→ **What is required**
Pull out each line of the records holding the string "this".
====== Input records
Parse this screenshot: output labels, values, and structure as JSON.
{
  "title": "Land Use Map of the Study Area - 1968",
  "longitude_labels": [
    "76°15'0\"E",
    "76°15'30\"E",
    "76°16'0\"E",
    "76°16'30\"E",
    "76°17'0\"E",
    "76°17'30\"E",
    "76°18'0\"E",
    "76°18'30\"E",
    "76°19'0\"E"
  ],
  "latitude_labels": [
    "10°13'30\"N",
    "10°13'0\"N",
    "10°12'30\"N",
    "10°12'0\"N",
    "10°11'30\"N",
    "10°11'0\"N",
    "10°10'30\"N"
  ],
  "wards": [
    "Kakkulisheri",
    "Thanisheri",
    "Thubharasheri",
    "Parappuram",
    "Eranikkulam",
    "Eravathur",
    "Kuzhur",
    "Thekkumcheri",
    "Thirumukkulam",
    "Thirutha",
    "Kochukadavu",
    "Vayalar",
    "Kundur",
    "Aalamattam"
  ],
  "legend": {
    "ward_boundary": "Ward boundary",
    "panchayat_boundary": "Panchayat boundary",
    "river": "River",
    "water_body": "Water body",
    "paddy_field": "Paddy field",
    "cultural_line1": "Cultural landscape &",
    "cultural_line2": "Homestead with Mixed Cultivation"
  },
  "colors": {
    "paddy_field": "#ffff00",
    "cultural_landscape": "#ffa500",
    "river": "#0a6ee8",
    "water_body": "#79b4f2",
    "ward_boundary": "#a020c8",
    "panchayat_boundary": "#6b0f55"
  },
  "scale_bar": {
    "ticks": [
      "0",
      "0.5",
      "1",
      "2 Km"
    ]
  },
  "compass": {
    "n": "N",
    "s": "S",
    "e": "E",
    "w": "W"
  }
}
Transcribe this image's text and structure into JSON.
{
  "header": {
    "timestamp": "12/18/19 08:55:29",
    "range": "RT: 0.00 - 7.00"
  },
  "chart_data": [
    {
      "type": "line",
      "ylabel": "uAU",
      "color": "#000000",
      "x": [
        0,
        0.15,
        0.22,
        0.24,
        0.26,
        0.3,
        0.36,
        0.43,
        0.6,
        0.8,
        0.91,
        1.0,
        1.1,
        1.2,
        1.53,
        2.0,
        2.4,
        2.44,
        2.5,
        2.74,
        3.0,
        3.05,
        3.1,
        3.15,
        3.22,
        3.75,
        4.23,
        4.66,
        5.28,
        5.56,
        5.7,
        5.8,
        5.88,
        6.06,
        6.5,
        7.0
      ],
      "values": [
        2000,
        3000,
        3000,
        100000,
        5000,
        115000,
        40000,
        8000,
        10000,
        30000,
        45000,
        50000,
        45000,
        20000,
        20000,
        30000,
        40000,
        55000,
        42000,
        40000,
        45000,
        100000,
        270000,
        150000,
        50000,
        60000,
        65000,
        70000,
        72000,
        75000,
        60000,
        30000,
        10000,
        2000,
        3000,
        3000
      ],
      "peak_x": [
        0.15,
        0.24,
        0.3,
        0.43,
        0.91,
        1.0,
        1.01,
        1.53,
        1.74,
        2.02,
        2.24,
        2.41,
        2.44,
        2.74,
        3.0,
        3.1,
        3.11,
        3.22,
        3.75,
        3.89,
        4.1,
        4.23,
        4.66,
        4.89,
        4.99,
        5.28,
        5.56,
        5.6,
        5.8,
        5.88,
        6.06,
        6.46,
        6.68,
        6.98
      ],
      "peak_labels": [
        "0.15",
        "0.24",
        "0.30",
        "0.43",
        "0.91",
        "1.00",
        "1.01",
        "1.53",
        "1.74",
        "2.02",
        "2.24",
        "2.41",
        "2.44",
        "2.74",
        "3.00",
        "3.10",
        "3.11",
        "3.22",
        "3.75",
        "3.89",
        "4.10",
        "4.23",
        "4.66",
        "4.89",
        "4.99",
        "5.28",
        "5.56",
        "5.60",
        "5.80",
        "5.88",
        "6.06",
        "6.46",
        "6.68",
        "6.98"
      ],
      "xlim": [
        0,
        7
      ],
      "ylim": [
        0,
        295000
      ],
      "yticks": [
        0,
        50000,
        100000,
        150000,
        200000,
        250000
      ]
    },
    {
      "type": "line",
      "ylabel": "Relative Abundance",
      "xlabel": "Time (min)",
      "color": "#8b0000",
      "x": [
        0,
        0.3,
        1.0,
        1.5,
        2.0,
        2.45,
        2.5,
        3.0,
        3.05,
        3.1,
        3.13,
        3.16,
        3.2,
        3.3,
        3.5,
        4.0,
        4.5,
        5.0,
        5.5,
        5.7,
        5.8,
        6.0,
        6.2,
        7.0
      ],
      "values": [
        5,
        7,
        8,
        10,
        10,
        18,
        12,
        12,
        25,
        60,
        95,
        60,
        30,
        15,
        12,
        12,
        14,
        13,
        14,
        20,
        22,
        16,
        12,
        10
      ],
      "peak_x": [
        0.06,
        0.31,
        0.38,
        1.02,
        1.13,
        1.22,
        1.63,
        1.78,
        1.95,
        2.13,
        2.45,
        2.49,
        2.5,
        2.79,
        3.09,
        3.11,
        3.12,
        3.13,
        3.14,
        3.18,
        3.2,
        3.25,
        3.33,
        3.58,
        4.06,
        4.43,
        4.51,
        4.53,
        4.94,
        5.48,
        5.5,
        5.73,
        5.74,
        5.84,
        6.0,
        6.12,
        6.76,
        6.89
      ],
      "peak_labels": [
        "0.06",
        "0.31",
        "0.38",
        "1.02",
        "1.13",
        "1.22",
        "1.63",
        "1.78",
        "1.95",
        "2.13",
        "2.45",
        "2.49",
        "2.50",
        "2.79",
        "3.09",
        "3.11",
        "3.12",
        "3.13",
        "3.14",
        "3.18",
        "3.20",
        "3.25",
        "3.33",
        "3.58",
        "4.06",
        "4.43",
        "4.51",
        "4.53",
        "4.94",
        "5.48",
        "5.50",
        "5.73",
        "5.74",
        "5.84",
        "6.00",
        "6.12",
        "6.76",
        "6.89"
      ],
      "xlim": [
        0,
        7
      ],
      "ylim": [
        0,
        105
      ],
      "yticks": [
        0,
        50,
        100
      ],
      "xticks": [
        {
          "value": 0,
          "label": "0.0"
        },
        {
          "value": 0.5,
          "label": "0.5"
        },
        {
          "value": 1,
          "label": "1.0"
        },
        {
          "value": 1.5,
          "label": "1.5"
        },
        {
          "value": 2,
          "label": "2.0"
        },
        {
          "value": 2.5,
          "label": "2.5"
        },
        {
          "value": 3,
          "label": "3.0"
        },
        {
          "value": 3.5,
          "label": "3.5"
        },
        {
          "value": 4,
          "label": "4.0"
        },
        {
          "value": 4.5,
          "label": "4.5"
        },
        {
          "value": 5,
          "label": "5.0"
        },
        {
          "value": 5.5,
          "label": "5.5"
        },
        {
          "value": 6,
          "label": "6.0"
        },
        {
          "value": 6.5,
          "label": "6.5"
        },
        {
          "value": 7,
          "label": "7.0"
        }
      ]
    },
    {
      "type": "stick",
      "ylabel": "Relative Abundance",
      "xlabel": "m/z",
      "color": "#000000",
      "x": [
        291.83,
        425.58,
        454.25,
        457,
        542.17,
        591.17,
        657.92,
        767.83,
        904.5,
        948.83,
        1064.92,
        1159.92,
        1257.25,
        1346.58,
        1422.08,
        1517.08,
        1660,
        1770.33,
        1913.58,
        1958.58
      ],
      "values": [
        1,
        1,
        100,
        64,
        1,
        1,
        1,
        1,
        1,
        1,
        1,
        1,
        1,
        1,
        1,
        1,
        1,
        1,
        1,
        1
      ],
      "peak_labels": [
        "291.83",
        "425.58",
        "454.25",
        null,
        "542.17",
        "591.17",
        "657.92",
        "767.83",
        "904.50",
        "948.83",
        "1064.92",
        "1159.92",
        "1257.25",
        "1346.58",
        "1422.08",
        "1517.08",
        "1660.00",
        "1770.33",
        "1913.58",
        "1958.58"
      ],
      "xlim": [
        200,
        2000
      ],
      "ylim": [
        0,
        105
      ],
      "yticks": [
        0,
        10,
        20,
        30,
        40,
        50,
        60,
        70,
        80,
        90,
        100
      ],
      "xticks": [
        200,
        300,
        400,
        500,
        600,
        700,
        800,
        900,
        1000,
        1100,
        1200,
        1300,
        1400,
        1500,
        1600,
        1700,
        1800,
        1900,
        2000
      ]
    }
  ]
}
============
→ **Answer**
Parse this screenshot: output labels, values, and structure as JSON.
Transcribe this image's text and structure into JSON.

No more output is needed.